▶ TASK TO CARRY OUT:
Pick out and copy every line below that has the word "EGPL".

===

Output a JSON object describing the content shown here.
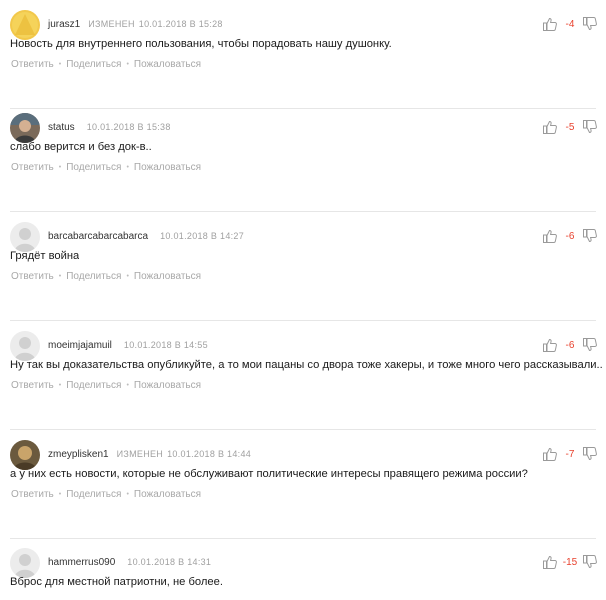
{
  "colors": {
    "negative_score": "#e8412d",
    "meta_gray": "#a0a0a0",
    "action_gray": "#a8a8a8"
  },
  "actions": {
    "reply": "Ответить",
    "share": "Поделиться",
    "report": "Пожаловаться"
  },
  "comments": [
    {
      "username": "jurasz1",
      "edited": "ИЗМЕНЕН",
      "date": "10.01.2018 В 15:28",
      "score": "-4",
      "text": "Новость для внутреннего пользования, чтобы порадовать нашу душонку.",
      "avatar": "yellow-avatar-icon"
    },
    {
      "username": "status",
      "edited": "",
      "date": "10.01.2018 В 15:38",
      "score": "-5",
      "text": "слабо верится и без док-в..",
      "avatar": "photo-avatar-icon"
    },
    {
      "username": "barcabarcabarcabarca",
      "edited": "",
      "date": "10.01.2018 В 14:27",
      "score": "-6",
      "text": "Грядёт война",
      "avatar": "default-avatar-icon"
    },
    {
      "username": "moeimjajamuil",
      "edited": "",
      "date": "10.01.2018 В 14:55",
      "score": "-6",
      "text": "Ну так вы доказательства опубликуйте, а то мои пацаны со двора тоже хакеры, и тоже много чего рассказывали...",
      "avatar": "default-avatar-icon"
    },
    {
      "username": "zmeyplisken1",
      "edited": "ИЗМЕНЕН",
      "date": "10.01.2018 В 14:44",
      "score": "-7",
      "text": "а у них есть новости, которые не обслуживают политические интересы правящего режима россии?",
      "avatar": "photo-avatar-icon"
    },
    {
      "username": "hammerrus090",
      "edited": "",
      "date": "10.01.2018 В 14:31",
      "score": "-15",
      "text": "Вброс для местной патриотни, не более.",
      "avatar": "default-avatar-icon"
    }
  ]
}
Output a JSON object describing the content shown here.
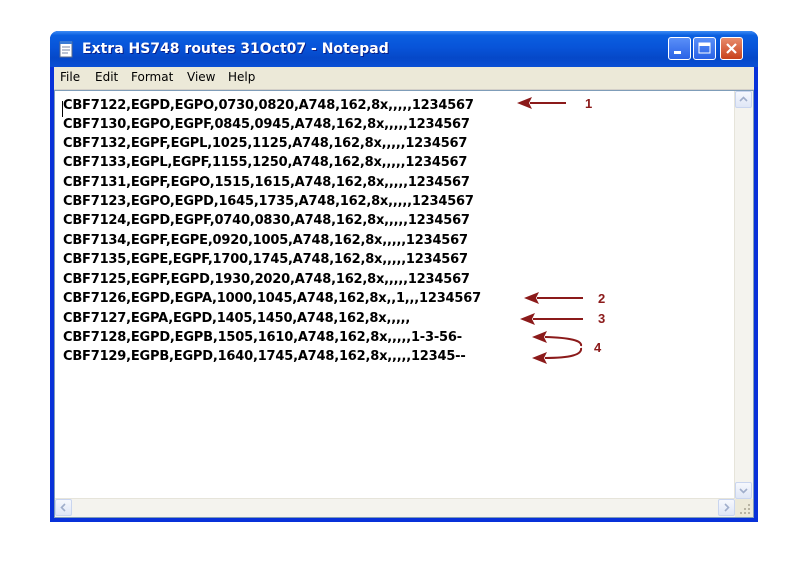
{
  "window": {
    "title": "Extra HS748 routes 31Oct07 - Notepad"
  },
  "menu": [
    {
      "label": "File"
    },
    {
      "label": "Edit"
    },
    {
      "label": "Format"
    },
    {
      "label": "View"
    },
    {
      "label": "Help"
    }
  ],
  "icons": {
    "app": "notepad-icon",
    "minimize": "minimize-icon",
    "maximize": "maximize-icon",
    "close": "close-icon"
  },
  "lines": [
    "CBF7122,EGPD,EGPO,0730,0820,A748,162,8x,,,,,1234567",
    "CBF7130,EGPO,EGPF,0845,0945,A748,162,8x,,,,,1234567",
    "CBF7132,EGPF,EGPL,1025,1125,A748,162,8x,,,,,1234567",
    "CBF7133,EGPL,EGPF,1155,1250,A748,162,8x,,,,,1234567",
    "CBF7131,EGPF,EGPO,1515,1615,A748,162,8x,,,,,1234567",
    "CBF7123,EGPO,EGPD,1645,1735,A748,162,8x,,,,,1234567",
    "CBF7124,EGPD,EGPF,0740,0830,A748,162,8x,,,,,1234567",
    "CBF7134,EGPF,EGPE,0920,1005,A748,162,8x,,,,,1234567",
    "CBF7135,EGPE,EGPF,1700,1745,A748,162,8x,,,,,1234567",
    "CBF7125,EGPF,EGPD,1930,2020,A748,162,8x,,,,,1234567",
    "CBF7126,EGPD,EGPA,1000,1045,A748,162,8x,,1,,,1234567",
    "CBF7127,EGPA,EGPD,1405,1450,A748,162,8x,,,,,",
    "CBF7128,EGPD,EGPB,1505,1610,A748,162,8x,,,,,1-3-56-",
    "CBF7129,EGPB,EGPD,1640,1745,A748,162,8x,,,,,12345--"
  ],
  "annotations": {
    "color": "#8b1a1a",
    "labels": [
      "1",
      "2",
      "3",
      "4"
    ]
  }
}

===

▶ FULL SOLUTION:
    "CBF7132,EGPF,EGPL,1025,1125,A748,162,8x,,,,,1234567",
    "CBF7133,EGPL,EGPF,1155,1250,A748,162,8x,,,,,1234567",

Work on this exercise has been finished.